## GIVEN DATA
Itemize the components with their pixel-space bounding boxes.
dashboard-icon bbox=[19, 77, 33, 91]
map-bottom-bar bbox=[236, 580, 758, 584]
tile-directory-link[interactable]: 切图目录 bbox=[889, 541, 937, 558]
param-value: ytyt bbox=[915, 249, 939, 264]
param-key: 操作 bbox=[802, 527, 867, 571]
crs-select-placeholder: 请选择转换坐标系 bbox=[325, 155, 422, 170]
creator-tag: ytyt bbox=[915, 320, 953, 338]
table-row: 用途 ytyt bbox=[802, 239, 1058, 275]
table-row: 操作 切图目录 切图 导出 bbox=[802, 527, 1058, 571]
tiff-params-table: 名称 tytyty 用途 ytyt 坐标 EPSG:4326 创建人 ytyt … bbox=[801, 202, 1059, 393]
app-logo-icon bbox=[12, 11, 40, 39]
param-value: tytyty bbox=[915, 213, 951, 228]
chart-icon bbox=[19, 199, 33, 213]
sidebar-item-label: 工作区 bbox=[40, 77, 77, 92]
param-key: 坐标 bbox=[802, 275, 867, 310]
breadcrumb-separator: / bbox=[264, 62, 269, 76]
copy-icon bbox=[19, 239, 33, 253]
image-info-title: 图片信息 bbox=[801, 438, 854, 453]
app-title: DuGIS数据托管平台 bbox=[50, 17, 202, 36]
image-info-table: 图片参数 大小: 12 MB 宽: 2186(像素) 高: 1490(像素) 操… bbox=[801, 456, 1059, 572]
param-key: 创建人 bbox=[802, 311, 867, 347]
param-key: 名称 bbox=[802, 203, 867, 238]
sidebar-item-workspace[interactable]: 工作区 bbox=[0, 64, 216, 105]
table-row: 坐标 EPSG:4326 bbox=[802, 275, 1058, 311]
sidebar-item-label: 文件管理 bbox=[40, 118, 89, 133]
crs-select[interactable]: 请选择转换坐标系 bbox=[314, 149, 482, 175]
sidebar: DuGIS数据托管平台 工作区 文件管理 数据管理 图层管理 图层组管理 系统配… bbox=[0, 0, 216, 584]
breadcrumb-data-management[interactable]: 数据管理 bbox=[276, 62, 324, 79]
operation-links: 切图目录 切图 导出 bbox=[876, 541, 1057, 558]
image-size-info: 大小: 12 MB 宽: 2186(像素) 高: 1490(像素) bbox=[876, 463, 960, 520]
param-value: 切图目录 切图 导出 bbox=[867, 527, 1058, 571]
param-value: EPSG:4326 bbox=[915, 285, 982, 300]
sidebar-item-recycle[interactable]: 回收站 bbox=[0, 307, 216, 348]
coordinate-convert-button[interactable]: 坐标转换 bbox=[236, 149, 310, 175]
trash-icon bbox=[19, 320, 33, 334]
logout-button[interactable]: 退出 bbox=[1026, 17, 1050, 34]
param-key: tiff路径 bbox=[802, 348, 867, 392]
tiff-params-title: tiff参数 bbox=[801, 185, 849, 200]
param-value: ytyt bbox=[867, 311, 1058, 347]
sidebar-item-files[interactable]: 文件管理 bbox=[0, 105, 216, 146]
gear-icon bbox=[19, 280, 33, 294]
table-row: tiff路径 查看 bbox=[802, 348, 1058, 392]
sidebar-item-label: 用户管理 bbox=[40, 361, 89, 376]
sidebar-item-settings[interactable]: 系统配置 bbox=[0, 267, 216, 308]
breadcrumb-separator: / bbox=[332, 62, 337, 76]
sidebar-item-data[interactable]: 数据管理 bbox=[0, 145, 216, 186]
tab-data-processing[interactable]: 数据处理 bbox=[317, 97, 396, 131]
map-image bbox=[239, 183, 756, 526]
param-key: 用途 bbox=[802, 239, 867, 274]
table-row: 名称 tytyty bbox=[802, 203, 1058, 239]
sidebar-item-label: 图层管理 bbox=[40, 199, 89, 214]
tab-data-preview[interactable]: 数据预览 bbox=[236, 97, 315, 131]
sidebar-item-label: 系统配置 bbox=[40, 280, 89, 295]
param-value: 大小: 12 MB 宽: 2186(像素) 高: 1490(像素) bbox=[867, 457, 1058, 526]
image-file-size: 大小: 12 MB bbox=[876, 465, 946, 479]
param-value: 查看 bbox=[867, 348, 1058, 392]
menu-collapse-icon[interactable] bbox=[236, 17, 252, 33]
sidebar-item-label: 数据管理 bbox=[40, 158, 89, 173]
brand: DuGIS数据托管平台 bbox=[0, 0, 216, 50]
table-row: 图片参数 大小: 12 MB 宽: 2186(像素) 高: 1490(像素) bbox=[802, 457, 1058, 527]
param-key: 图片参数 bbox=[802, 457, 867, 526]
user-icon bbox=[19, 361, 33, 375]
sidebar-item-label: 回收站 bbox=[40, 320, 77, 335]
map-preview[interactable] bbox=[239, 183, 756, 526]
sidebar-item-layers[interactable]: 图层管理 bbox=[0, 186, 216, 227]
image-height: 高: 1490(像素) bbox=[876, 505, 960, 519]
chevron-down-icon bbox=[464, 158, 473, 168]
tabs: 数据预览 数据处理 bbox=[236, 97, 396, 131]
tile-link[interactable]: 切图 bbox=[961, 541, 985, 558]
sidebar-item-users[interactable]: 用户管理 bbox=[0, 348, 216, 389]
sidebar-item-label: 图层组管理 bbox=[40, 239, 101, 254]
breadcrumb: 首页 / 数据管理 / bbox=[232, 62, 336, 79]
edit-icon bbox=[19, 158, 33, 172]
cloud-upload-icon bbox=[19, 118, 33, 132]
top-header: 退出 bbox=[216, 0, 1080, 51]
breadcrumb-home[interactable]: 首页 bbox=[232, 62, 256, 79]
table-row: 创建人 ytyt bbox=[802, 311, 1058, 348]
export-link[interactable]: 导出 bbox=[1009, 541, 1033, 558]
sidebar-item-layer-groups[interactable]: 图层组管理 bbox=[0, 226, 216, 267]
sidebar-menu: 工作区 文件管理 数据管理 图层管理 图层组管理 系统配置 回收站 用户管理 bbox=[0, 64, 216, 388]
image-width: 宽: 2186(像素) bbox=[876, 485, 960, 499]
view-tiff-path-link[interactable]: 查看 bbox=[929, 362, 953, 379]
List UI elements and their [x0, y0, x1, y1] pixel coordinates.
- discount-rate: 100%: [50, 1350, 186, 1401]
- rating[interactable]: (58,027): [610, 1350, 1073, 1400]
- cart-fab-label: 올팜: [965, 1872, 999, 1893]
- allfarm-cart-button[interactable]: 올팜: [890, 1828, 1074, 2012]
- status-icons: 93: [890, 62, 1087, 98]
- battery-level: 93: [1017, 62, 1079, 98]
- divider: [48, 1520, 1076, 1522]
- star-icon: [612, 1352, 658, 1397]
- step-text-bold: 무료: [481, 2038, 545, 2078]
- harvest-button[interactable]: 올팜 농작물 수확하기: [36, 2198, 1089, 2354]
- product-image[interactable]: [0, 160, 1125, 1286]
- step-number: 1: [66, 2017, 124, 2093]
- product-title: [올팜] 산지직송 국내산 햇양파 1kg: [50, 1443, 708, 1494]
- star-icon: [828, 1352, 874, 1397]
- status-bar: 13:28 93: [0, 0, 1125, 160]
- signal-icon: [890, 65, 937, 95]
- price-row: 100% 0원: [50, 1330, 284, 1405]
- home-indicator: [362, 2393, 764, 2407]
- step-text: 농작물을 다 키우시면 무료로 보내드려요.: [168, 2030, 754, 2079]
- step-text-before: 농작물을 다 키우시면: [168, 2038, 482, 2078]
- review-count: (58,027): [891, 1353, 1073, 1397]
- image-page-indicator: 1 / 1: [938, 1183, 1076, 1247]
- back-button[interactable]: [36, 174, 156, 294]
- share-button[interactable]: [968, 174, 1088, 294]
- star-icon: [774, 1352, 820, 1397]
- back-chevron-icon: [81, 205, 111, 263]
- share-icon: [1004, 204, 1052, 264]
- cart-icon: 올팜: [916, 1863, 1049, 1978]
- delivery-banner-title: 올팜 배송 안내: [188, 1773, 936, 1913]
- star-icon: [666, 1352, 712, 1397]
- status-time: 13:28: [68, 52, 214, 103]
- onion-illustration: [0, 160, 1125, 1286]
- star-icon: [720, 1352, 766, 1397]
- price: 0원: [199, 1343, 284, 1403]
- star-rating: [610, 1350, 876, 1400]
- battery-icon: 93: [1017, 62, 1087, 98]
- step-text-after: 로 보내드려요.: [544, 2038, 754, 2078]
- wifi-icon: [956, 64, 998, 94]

## TO DO
Reproduce the records word for word, from the very first line through the line that contains "operation-links: 切图目录 切图", with both of those lines included.

## EXERCISE OUTPUT
Itemize the components with their pixel-space bounding boxes.
dashboard-icon bbox=[19, 77, 33, 91]
map-bottom-bar bbox=[236, 580, 758, 584]
tile-directory-link[interactable]: 切图目录 bbox=[889, 541, 937, 558]
param-value: ytyt bbox=[915, 249, 939, 264]
param-key: 操作 bbox=[802, 527, 867, 571]
crs-select-placeholder: 请选择转换坐标系 bbox=[325, 155, 422, 170]
creator-tag: ytyt bbox=[915, 320, 953, 338]
table-row: 用途 ytyt bbox=[802, 239, 1058, 275]
table-row: 操作 切图目录 切图 导出 bbox=[802, 527, 1058, 571]
tiff-params-table: 名称 tytyty 用途 ytyt 坐标 EPSG:4326 创建人 ytyt … bbox=[801, 202, 1059, 393]
app-logo-icon bbox=[12, 11, 40, 39]
param-value: tytyty bbox=[915, 213, 951, 228]
chart-icon bbox=[19, 199, 33, 213]
sidebar-item-label: 工作区 bbox=[40, 77, 77, 92]
param-key: 坐标 bbox=[802, 275, 867, 310]
breadcrumb-separator: / bbox=[264, 62, 269, 76]
copy-icon bbox=[19, 239, 33, 253]
image-info-title: 图片信息 bbox=[801, 438, 854, 453]
app-title: DuGIS数据托管平台 bbox=[50, 17, 202, 36]
image-info-table: 图片参数 大小: 12 MB 宽: 2186(像素) 高: 1490(像素) 操… bbox=[801, 456, 1059, 572]
param-key: 创建人 bbox=[802, 311, 867, 347]
param-key: 名称 bbox=[802, 203, 867, 238]
sidebar-item-workspace[interactable]: 工作区 bbox=[0, 64, 216, 105]
table-row: 坐标 EPSG:4326 bbox=[802, 275, 1058, 311]
sidebar-item-label: 文件管理 bbox=[40, 118, 89, 133]
crs-select[interactable]: 请选择转换坐标系 bbox=[314, 149, 482, 175]
sidebar: DuGIS数据托管平台 工作区 文件管理 数据管理 图层管理 图层组管理 系统配… bbox=[0, 0, 216, 584]
breadcrumb-data-management[interactable]: 数据管理 bbox=[276, 62, 324, 79]
operation-links: 切图目录 切图 导出 bbox=[876, 541, 1057, 558]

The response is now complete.